— start Records for this task —

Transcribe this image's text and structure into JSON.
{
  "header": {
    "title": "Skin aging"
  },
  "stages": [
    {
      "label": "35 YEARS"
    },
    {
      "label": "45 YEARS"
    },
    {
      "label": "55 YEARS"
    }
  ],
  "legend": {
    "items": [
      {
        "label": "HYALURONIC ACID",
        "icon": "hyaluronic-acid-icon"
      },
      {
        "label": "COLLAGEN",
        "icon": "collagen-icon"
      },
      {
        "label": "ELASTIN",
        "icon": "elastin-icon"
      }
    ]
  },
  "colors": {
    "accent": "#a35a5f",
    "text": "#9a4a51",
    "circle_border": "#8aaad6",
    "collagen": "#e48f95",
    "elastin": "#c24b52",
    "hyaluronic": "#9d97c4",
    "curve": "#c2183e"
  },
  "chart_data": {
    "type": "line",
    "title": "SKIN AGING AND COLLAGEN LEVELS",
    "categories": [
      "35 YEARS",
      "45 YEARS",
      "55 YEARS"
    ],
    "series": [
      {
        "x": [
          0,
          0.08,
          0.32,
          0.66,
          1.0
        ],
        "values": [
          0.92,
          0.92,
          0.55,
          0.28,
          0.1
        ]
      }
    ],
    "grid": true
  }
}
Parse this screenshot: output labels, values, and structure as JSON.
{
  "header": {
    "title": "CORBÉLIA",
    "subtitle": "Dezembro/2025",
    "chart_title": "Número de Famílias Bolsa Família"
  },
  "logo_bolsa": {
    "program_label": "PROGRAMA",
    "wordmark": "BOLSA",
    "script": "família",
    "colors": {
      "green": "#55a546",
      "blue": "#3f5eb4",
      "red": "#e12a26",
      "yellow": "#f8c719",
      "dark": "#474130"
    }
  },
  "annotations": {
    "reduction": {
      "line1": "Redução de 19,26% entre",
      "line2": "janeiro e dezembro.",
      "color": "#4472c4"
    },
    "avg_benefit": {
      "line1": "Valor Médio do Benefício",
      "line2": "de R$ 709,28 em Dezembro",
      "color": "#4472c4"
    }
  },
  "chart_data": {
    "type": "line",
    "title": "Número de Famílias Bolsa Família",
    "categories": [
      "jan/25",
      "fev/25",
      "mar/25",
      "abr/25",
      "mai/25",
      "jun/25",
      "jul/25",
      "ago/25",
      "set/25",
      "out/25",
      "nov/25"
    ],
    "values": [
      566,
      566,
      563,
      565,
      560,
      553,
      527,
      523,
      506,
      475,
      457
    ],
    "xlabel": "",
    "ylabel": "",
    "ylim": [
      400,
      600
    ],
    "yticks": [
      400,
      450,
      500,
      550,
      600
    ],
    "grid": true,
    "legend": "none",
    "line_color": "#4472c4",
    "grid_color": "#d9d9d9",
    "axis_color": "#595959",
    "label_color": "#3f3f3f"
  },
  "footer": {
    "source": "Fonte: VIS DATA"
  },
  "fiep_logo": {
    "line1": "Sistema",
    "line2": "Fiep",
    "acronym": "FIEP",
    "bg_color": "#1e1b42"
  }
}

— end Records for this task —

What the exercise asks » Transcribe every entry exactly, omitting nothing.

Task solution »
Transcribe this image's text and structure into JSON.
{
  "header": {
    "title": "Skin aging"
  },
  "stages": [
    {
      "label": "35 YEARS"
    },
    {
      "label": "45 YEARS"
    },
    {
      "label": "55 YEARS"
    }
  ],
  "legend": {
    "items": [
      {
        "label": "HYALURONIC ACID",
        "icon": "hyaluronic-acid-icon"
      },
      {
        "label": "COLLAGEN",
        "icon": "collagen-icon"
      },
      {
        "label": "ELASTIN",
        "icon": "elastin-icon"
      }
    ]
  },
  "colors": {
    "accent": "#a35a5f",
    "text": "#9a4a51",
    "circle_border": "#8aaad6",
    "collagen": "#e48f95",
    "elastin": "#c24b52",
    "hyaluronic": "#9d97c4",
    "curve": "#c2183e"
  },
  "chart_data": {
    "type": "line",
    "title": "SKIN AGING AND COLLAGEN LEVELS",
    "categories": [
      "35 YEARS",
      "45 YEARS",
      "55 YEARS"
    ],
    "series": [
      {
        "x": [
          0,
          0.08,
          0.32,
          0.66,
          1.0
        ],
        "values": [
          0.92,
          0.92,
          0.55,
          0.28,
          0.1
        ]
      }
    ],
    "grid": true
  }
}
Parse this screenshot: output labels, values, and structure as JSON.
{
  "header": {
    "title": "CORBÉLIA",
    "subtitle": "Dezembro/2025",
    "chart_title": "Número de Famílias Bolsa Família"
  },
  "logo_bolsa": {
    "program_label": "PROGRAMA",
    "wordmark": "BOLSA",
    "script": "família",
    "colors": {
      "green": "#55a546",
      "blue": "#3f5eb4",
      "red": "#e12a26",
      "yellow": "#f8c719",
      "dark": "#474130"
    }
  },
  "annotations": {
    "reduction": {
      "line1": "Redução de 19,26% entre",
      "line2": "janeiro e dezembro.",
      "color": "#4472c4"
    },
    "avg_benefit": {
      "line1": "Valor Médio do Benefício",
      "line2": "de R$ 709,28 em Dezembro",
      "color": "#4472c4"
    }
  },
  "chart_data": {
    "type": "line",
    "title": "Número de Famílias Bolsa Família",
    "categories": [
      "jan/25",
      "fev/25",
      "mar/25",
      "abr/25",
      "mai/25",
      "jun/25",
      "jul/25",
      "ago/25",
      "set/25",
      "out/25",
      "nov/25"
    ],
    "values": [
      566,
      566,
      563,
      565,
      560,
      553,
      527,
      523,
      506,
      475,
      457
    ],
    "xlabel": "",
    "ylabel": "",
    "ylim": [
      400,
      600
    ],
    "yticks": [
      400,
      450,
      500,
      550,
      600
    ],
    "grid": true,
    "legend": "none",
    "line_color": "#4472c4",
    "grid_color": "#d9d9d9",
    "axis_color": "#595959",
    "label_color": "#3f3f3f"
  },
  "footer": {
    "source": "Fonte: VIS DATA"
  },
  "fiep_logo": {
    "line1": "Sistema",
    "line2": "Fiep",
    "acronym": "FIEP",
    "bg_color": "#1e1b42"
  }
}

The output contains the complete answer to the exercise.